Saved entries

-*-*-

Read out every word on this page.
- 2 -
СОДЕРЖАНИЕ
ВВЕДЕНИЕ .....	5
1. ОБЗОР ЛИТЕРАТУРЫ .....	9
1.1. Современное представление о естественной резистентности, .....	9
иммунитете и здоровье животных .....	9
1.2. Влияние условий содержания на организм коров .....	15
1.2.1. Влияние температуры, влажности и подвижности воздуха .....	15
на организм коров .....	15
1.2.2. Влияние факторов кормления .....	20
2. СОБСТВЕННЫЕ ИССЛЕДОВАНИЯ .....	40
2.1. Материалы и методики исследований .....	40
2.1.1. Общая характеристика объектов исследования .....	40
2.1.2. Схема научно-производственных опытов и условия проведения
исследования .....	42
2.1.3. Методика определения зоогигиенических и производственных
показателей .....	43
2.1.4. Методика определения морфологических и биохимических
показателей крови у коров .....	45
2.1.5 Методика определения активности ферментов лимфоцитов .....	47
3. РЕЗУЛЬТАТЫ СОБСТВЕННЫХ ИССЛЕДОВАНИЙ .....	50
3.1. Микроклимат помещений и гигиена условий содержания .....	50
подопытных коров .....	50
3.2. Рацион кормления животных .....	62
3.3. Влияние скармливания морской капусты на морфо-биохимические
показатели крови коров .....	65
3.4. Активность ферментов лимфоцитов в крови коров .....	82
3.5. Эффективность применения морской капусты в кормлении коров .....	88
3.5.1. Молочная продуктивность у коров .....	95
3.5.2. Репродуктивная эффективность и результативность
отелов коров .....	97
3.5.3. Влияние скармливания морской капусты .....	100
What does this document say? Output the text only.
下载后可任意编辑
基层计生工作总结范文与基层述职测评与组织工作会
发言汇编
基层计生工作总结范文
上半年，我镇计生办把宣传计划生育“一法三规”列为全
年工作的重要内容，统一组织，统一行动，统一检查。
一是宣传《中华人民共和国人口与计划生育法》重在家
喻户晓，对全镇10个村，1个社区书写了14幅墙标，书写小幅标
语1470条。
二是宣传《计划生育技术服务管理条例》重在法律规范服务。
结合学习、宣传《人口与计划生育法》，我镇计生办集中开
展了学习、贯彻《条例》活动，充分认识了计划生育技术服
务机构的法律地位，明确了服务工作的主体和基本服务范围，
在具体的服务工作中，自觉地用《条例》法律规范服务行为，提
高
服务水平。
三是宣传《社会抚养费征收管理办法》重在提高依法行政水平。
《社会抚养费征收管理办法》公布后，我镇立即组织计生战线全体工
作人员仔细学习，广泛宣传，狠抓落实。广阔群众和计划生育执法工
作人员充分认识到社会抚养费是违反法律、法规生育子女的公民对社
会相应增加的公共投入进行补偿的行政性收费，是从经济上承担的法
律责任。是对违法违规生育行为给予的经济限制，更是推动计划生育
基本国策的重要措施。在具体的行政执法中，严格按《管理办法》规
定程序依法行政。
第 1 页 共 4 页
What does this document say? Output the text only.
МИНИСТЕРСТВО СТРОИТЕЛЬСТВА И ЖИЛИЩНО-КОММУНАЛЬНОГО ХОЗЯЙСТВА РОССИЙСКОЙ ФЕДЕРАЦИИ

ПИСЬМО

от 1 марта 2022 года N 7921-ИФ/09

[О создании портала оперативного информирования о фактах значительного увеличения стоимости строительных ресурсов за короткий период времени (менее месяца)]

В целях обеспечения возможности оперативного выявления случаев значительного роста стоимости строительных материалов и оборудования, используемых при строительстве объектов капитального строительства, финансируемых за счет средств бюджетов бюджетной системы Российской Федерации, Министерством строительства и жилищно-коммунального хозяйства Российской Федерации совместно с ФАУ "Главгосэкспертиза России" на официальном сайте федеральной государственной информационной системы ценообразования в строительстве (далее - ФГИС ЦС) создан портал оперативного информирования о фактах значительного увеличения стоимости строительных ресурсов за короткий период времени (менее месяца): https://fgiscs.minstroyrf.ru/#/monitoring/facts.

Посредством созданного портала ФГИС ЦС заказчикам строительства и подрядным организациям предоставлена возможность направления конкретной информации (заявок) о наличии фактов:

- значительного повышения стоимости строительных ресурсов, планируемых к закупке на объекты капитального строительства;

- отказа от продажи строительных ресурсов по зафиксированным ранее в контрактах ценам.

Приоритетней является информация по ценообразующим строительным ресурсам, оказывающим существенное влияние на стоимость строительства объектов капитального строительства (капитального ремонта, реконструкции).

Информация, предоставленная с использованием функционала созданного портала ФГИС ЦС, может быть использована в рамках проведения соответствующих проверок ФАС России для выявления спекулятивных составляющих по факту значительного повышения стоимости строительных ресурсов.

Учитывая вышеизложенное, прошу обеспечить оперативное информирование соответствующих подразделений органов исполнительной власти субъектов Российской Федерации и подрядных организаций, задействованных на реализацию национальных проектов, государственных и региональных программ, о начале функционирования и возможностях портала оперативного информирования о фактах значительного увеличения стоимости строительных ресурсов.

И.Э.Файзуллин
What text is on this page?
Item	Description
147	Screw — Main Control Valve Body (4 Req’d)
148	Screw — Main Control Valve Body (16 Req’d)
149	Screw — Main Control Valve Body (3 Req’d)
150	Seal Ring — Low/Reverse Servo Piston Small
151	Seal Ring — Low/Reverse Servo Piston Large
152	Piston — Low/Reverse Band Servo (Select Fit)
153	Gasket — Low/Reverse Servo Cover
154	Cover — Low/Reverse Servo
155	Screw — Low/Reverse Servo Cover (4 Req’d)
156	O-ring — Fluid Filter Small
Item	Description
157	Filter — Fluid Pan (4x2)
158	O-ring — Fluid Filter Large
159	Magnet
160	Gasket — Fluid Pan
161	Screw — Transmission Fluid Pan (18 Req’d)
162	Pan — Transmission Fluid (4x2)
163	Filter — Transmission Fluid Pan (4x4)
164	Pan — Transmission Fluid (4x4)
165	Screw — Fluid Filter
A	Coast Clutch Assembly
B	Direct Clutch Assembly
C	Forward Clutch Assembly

-*-*-

WRITTEN REQUEST:
Extract the data in full. Keep it word for word.

THE REPLY:
Read out every word on this page.
- 2 -
СОДЕРЖАНИЕ
ВВЕДЕНИЕ .....	5
1. ОБЗОР ЛИТЕРАТУРЫ .....	9
1.1. Современное представление о естественной резистентности, .....	9
иммунитете и здоровье животных .....	9
1.2. Влияние условий содержания на организм коров .....	15
1.2.1. Влияние температуры, влажности и подвижности воздуха .....	15
на организм коров .....	15
1.2.2. Влияние факторов кормления .....	20
2. СОБСТВЕННЫЕ ИССЛЕДОВАНИЯ .....	40
2.1. Материалы и методики исследований .....	40
2.1.1. Общая характеристика объектов исследования .....	40
2.1.2. Схема научно-производственных опытов и условия проведения
исследования .....	42
2.1.3. Методика определения зоогигиенических и производственных
показателей .....	43
2.1.4. Методика определения морфологических и биохимических
показателей крови у коров .....	45
2.1.5 Методика определения активности ферментов лимфоцитов .....	47
3. РЕЗУЛЬТАТЫ СОБСТВЕННЫХ ИССЛЕДОВАНИЙ .....	50
3.1. Микроклимат помещений и гигиена условий содержания .....	50
подопытных коров .....	50
3.2. Рацион кормления животных .....	62
3.3. Влияние скармливания морской капусты на морфо-биохимические
показатели крови коров .....	65
3.4. Активность ферментов лимфоцитов в крови коров .....	82
3.5. Эффективность применения морской капусты в кормлении коров .....	88
3.5.1. Молочная продуктивность у коров .....	95
3.5.2. Репродуктивная эффективность и результативность
отелов коров .....	97
3.5.3. Влияние скармливания морской капусты .....	100
What does this document say? Output the text only.
下载后可任意编辑
基层计生工作总结范文与基层述职测评与组织工作会
发言汇编
基层计生工作总结范文
上半年，我镇计生办把宣传计划生育“一法三规”列为全
年工作的重要内容，统一组织，统一行动，统一检查。
一是宣传《中华人民共和国人口与计划生育法》重在家
喻户晓，对全镇10个村，1个社区书写了14幅墙标，书写小幅标
语1470条。
二是宣传《计划生育技术服务管理条例》重在法律规范服务。
结合学习、宣传《人口与计划生育法》，我镇计生办集中开
展了学习、贯彻《条例》活动，充分认识了计划生育技术服
务机构的法律地位，明确了服务工作的主体和基本服务范围，
在具体的服务工作中，自觉地用《条例》法律规范服务行为，提
高
服务水平。
三是宣传《社会抚养费征收管理办法》重在提高依法行政水平。
《社会抚养费征收管理办法》公布后，我镇立即组织计生战线全体工
作人员仔细学习，广泛宣传，狠抓落实。广阔群众和计划生育执法工
作人员充分认识到社会抚养费是违反法律、法规生育子女的公民对社
会相应增加的公共投入进行补偿的行政性收费，是从经济上承担的法
律责任。是对违法违规生育行为给予的经济限制，更是推动计划生育
基本国策的重要措施。在具体的行政执法中，严格按《管理办法》规
定程序依法行政。
第 1 页 共 4 页
What does this document say? Output the text only.
МИНИСТЕРСТВО СТРОИТЕЛЬСТВА И ЖИЛИЩНО-КОММУНАЛЬНОГО ХОЗЯЙСТВА РОССИЙСКОЙ ФЕДЕРАЦИИ

ПИСЬМО

от 1 марта 2022 года N 7921-ИФ/09

[О создании портала оперативного информирования о фактах значительного увеличения стоимости строительных ресурсов за короткий период времени (менее месяца)]

В целях обеспечения возможности оперативного выявления случаев значительного роста стоимости строительных материалов и оборудования, используемых при строительстве объектов капитального строительства, финансируемых за счет средств бюджетов бюджетной системы Российской Федерации, Министерством строительства и жилищно-коммунального хозяйства Российской Федерации совместно с ФАУ "Главгосэкспертиза России" на официальном сайте федеральной государственной информационной системы ценообразования в строительстве (далее - ФГИС ЦС) создан портал оперативного информирования о фактах значительного увеличения стоимости строительных ресурсов за короткий период времени (менее месяца): https://fgiscs.minstroyrf.ru/#/monitoring/facts.

Посредством созданного портала ФГИС ЦС заказчикам строительства и подрядным организациям предоставлена возможность направления конкретной информации (заявок) о наличии фактов:

- значительного повышения стоимости строительных ресурсов, планируемых к закупке на объекты капитального строительства;

- отказа от продажи строительных ресурсов по зафиксированным ранее в контрактах ценам.

Приоритетней является информация по ценообразующим строительным ресурсам, оказывающим существенное влияние на стоимость строительства объектов капитального строительства (капитального ремонта, реконструкции).

Информация, предоставленная с использованием функционала созданного портала ФГИС ЦС, может быть использована в рамках проведения соответствующих проверок ФАС России для выявления спекулятивных составляющих по факту значительного повышения стоимости строительных ресурсов.

Учитывая вышеизложенное, прошу обеспечить оперативное информирование соответствующих подразделений органов исполнительной власти субъектов Российской Федерации и подрядных организаций, задействованных на реализацию национальных проектов, государственных и региональных программ, о начале функционирования и возможностях портала оперативного информирования о фактах значительного увеличения стоимости строительных ресурсов.

И.Э.Файзуллин
What text is on this page?
Item	Description
147	Screw — Main Control Valve Body (4 Req’d)
148	Screw — Main Control Valve Body (16 Req’d)
149	Screw — Main Control Valve Body (3 Req’d)
150	Seal Ring — Low/Reverse Servo Piston Small
151	Seal Ring — Low/Reverse Servo Piston Large
152	Piston — Low/Reverse Band Servo (Select Fit)
153	Gasket — Low/Reverse Servo Cover
154	Cover — Low/Reverse Servo
155	Screw — Low/Reverse Servo Cover (4 Req’d)
156	O-ring — Fluid Filter Small
Item	Description
157	Filter — Fluid Pan (4x2)
158	O-ring — Fluid Filter Large
159	Magnet
160	Gasket — Fluid Pan
161	Screw — Transmission Fluid Pan (18 Req’d)
162	Pan — Transmission Fluid (4x2)
163	Filter — Transmission Fluid Pan (4x4)
164	Pan — Transmission Fluid (4x4)
165	Screw — Fluid Filter
A	Coast Clutch Assembly
B	Direct Clutch Assembly
C	Forward Clutch Assembly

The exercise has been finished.